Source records
++++++++++

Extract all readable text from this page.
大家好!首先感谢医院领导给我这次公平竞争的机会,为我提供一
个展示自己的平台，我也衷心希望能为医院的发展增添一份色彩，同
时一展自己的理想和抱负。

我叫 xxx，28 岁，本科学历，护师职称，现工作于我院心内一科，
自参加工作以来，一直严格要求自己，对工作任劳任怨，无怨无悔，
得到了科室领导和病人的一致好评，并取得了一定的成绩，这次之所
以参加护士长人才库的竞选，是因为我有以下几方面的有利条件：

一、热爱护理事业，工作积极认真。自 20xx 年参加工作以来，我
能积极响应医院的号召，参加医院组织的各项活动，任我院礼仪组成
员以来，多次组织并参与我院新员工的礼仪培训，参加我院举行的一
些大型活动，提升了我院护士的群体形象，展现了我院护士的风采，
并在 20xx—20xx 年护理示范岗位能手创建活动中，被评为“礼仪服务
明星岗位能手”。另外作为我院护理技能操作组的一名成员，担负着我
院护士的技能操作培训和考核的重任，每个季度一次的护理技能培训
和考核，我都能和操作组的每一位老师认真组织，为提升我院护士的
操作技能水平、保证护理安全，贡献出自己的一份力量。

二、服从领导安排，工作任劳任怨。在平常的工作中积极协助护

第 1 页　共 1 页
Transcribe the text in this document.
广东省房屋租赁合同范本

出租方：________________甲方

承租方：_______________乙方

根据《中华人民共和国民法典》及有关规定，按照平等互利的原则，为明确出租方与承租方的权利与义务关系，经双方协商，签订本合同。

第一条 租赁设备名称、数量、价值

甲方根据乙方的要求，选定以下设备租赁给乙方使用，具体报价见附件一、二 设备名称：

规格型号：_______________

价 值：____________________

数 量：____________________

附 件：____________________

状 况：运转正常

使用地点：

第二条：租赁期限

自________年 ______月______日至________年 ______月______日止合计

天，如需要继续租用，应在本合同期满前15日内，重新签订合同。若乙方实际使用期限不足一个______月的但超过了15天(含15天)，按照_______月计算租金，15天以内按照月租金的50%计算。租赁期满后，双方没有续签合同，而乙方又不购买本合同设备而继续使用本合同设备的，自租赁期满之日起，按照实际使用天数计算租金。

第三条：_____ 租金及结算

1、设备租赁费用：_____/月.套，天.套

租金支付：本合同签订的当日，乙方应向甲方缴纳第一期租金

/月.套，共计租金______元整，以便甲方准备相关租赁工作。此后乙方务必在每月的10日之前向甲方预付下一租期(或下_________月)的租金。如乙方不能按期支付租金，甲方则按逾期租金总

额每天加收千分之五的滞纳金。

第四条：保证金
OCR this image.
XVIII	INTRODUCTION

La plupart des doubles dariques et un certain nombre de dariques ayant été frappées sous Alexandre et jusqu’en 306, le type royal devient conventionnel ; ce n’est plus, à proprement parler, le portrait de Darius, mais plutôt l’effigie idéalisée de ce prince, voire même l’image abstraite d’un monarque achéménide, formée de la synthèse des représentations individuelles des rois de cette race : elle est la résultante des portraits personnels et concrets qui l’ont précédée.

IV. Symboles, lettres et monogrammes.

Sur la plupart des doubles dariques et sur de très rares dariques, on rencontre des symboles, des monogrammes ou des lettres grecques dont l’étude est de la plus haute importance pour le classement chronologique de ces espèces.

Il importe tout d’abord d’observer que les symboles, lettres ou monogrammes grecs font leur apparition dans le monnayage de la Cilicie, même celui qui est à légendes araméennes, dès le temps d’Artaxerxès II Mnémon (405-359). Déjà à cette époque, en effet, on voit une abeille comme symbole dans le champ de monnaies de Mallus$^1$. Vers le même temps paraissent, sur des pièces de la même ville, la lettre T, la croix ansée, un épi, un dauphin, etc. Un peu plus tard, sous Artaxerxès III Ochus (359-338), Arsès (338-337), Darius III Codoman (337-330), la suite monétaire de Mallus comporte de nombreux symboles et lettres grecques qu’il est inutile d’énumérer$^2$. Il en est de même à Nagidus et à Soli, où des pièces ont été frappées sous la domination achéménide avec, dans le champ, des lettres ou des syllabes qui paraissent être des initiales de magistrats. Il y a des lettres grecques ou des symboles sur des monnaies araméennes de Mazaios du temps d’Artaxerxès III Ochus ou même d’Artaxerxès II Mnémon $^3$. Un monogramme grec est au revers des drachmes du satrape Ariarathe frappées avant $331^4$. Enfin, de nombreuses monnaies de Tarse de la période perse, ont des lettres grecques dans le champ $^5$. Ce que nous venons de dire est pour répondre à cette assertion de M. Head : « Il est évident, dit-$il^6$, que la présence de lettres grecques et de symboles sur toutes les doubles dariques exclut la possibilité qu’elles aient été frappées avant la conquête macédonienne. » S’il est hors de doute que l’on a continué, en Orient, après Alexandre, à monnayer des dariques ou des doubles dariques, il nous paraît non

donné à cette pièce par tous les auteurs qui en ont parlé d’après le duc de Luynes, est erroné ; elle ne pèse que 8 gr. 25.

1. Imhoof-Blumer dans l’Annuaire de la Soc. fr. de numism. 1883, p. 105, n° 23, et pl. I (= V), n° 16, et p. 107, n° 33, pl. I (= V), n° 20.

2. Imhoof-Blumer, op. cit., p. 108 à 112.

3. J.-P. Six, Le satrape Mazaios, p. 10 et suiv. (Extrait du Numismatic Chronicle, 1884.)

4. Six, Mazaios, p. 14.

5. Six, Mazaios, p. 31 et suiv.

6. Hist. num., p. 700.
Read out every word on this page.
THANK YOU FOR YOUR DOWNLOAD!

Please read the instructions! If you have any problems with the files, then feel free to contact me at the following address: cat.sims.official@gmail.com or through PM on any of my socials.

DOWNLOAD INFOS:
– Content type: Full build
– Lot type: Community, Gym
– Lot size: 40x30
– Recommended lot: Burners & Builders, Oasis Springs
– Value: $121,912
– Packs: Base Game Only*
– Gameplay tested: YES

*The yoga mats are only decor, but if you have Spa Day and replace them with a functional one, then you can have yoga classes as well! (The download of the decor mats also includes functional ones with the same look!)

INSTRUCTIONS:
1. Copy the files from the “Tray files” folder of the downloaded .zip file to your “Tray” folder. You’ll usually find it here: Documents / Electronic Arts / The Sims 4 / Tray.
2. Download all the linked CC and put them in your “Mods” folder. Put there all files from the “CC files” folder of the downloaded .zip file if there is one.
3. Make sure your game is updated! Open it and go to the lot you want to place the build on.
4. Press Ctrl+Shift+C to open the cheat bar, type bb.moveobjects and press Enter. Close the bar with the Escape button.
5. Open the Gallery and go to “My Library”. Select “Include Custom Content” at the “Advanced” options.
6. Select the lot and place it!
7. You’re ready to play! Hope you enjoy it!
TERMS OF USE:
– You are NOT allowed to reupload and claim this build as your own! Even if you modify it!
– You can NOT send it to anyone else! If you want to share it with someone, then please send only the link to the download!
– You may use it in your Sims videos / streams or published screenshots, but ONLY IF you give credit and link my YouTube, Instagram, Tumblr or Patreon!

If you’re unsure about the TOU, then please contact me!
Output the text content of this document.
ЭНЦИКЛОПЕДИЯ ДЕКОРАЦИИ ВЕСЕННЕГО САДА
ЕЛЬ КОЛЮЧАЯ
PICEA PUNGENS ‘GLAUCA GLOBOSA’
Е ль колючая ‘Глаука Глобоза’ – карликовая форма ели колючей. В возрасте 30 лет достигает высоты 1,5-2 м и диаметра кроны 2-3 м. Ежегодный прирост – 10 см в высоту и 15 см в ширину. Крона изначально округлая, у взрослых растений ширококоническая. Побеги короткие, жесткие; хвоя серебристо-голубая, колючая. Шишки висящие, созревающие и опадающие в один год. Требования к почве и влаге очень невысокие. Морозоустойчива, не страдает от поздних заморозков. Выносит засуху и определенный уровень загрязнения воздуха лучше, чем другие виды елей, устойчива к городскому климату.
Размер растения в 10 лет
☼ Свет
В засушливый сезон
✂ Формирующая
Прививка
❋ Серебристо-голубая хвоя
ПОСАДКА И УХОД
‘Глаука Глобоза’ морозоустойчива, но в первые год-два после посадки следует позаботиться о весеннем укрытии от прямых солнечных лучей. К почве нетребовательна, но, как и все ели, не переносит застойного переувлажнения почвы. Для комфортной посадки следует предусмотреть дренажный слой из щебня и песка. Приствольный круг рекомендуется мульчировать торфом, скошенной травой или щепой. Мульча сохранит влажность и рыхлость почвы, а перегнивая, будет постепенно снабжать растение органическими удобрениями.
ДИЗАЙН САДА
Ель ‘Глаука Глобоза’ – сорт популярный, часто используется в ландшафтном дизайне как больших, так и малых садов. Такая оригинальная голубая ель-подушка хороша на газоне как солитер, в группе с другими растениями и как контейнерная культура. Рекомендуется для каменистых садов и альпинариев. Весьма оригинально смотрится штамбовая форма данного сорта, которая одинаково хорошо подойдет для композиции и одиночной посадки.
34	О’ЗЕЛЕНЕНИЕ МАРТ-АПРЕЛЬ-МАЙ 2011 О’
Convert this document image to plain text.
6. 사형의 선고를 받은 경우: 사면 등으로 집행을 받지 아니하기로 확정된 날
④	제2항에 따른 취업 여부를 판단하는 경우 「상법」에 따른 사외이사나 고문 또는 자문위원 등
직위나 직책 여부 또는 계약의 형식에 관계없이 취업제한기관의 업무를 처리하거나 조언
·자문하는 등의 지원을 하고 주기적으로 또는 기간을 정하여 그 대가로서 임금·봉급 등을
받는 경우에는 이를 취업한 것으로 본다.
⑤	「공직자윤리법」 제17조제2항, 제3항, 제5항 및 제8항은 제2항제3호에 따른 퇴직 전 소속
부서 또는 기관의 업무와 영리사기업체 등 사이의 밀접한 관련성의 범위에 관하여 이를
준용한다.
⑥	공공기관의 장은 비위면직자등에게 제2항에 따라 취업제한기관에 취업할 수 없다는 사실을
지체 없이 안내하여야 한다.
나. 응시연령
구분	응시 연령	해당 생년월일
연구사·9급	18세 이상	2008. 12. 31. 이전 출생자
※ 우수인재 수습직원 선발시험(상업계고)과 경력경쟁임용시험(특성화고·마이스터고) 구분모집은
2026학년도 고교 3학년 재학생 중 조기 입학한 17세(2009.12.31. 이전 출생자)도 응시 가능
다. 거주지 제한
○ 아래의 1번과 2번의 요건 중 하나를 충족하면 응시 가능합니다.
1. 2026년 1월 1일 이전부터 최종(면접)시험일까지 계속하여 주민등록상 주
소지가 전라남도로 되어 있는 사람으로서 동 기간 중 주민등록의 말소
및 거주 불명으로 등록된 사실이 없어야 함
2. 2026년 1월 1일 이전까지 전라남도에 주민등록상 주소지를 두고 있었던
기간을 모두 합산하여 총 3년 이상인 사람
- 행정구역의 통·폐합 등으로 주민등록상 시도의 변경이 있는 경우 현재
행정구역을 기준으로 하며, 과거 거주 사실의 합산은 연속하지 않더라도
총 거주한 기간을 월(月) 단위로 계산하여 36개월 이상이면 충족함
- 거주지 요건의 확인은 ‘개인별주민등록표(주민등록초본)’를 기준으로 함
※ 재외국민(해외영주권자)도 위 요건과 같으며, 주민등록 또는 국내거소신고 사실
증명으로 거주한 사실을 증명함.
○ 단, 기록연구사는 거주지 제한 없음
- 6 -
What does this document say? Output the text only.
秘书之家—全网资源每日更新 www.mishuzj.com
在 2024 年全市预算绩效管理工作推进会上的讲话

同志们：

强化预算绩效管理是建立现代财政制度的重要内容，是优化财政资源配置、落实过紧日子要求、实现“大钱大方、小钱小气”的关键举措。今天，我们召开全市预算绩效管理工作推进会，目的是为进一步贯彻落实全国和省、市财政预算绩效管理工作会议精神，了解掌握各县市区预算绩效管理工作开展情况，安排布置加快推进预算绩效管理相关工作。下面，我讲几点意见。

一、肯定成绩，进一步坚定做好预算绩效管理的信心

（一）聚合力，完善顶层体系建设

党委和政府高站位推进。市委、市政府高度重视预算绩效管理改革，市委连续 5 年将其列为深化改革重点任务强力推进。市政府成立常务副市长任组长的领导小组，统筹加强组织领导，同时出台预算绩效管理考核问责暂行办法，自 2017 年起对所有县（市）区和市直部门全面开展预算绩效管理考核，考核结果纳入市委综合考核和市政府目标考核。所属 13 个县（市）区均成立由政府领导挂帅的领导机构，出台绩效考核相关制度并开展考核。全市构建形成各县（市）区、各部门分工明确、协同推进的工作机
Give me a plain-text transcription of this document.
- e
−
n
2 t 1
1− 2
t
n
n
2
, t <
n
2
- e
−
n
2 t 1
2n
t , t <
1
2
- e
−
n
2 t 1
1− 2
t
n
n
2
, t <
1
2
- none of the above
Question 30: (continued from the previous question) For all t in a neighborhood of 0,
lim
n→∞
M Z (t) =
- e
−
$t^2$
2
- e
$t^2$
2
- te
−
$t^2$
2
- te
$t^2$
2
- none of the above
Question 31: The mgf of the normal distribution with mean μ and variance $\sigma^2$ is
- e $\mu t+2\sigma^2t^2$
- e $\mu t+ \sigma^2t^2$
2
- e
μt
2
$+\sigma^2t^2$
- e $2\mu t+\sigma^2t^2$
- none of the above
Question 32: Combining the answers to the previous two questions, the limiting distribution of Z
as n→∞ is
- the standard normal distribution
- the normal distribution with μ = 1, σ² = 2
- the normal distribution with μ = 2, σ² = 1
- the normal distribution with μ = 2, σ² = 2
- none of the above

++++++++++

WHAT TO WORK ON
Of all the lines in the listing above, how many include "plain"? Write only the number.

EXPECTED ANSWER
2